[WHAT IS REQUIRED] Looking through the listing, how many of its lines hold the word "text"? Answer with only the number.

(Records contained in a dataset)
+ + + + +

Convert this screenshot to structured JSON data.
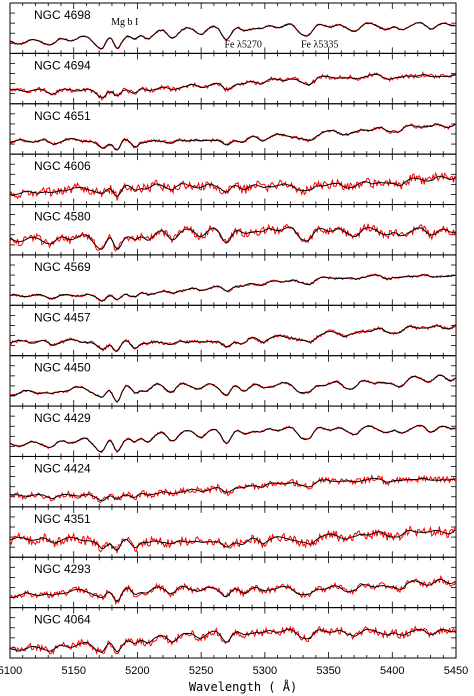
{
  "chart_data": {
    "type": "line",
    "xlabel": "Wavelength ( Å)",
    "xlim": [
      5100,
      5450
    ],
    "x_ticks": [
      "5100",
      "5150",
      "5200",
      "5250",
      "5300",
      "5350",
      "5400",
      "5450"
    ],
    "x_tick_values": [
      5100,
      5150,
      5200,
      5250,
      5300,
      5350,
      5400,
      5450
    ],
    "colors": {
      "observed": "#ff0000",
      "model": "#000000"
    },
    "annotations": [
      {
        "text": "Mg b I",
        "x": 5190,
        "panel": 0
      },
      {
        "text": "Fe λ5270",
        "x": 5283,
        "panel": 0
      },
      {
        "text": "Fe λ5335",
        "x": 5343,
        "panel": 0
      }
    ],
    "panels": [
      {
        "label": "NGC 4698",
        "seed": 11,
        "noise": 0.1,
        "depth": 1.0,
        "slope": 0.6
      },
      {
        "label": "NGC 4694",
        "seed": 22,
        "noise": 0.25,
        "depth": 0.75,
        "slope": 0.55
      },
      {
        "label": "NGC 4651",
        "seed": 33,
        "noise": 0.15,
        "depth": 0.8,
        "slope": 0.55
      },
      {
        "label": "NGC 4606",
        "seed": 44,
        "noise": 0.35,
        "depth": 0.55,
        "slope": 0.45
      },
      {
        "label": "NGC 4580",
        "seed": 55,
        "noise": 0.4,
        "depth": 1.2,
        "slope": 0.35
      },
      {
        "label": "NGC 4569",
        "seed": 66,
        "noise": 0.1,
        "depth": 0.45,
        "slope": 0.55
      },
      {
        "label": "NGC 4457",
        "seed": 77,
        "noise": 0.15,
        "depth": 0.8,
        "slope": 0.5
      },
      {
        "label": "NGC 4450",
        "seed": 88,
        "noise": 0.1,
        "depth": 1.0,
        "slope": 0.55
      },
      {
        "label": "NGC 4429",
        "seed": 99,
        "noise": 0.1,
        "depth": 1.1,
        "slope": 0.6
      },
      {
        "label": "NGC 4424",
        "seed": 110,
        "noise": 0.3,
        "depth": 0.5,
        "slope": 0.5
      },
      {
        "label": "NGC 4351",
        "seed": 121,
        "noise": 0.45,
        "depth": 0.9,
        "slope": 0.3
      },
      {
        "label": "NGC 4293",
        "seed": 132,
        "noise": 0.25,
        "depth": 0.75,
        "slope": 0.45
      },
      {
        "label": "NGC 4064",
        "seed": 143,
        "noise": 0.25,
        "depth": 0.6,
        "slope": 0.45
      }
    ]
  }
}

+ + + + +

[THE OUTPUT] 3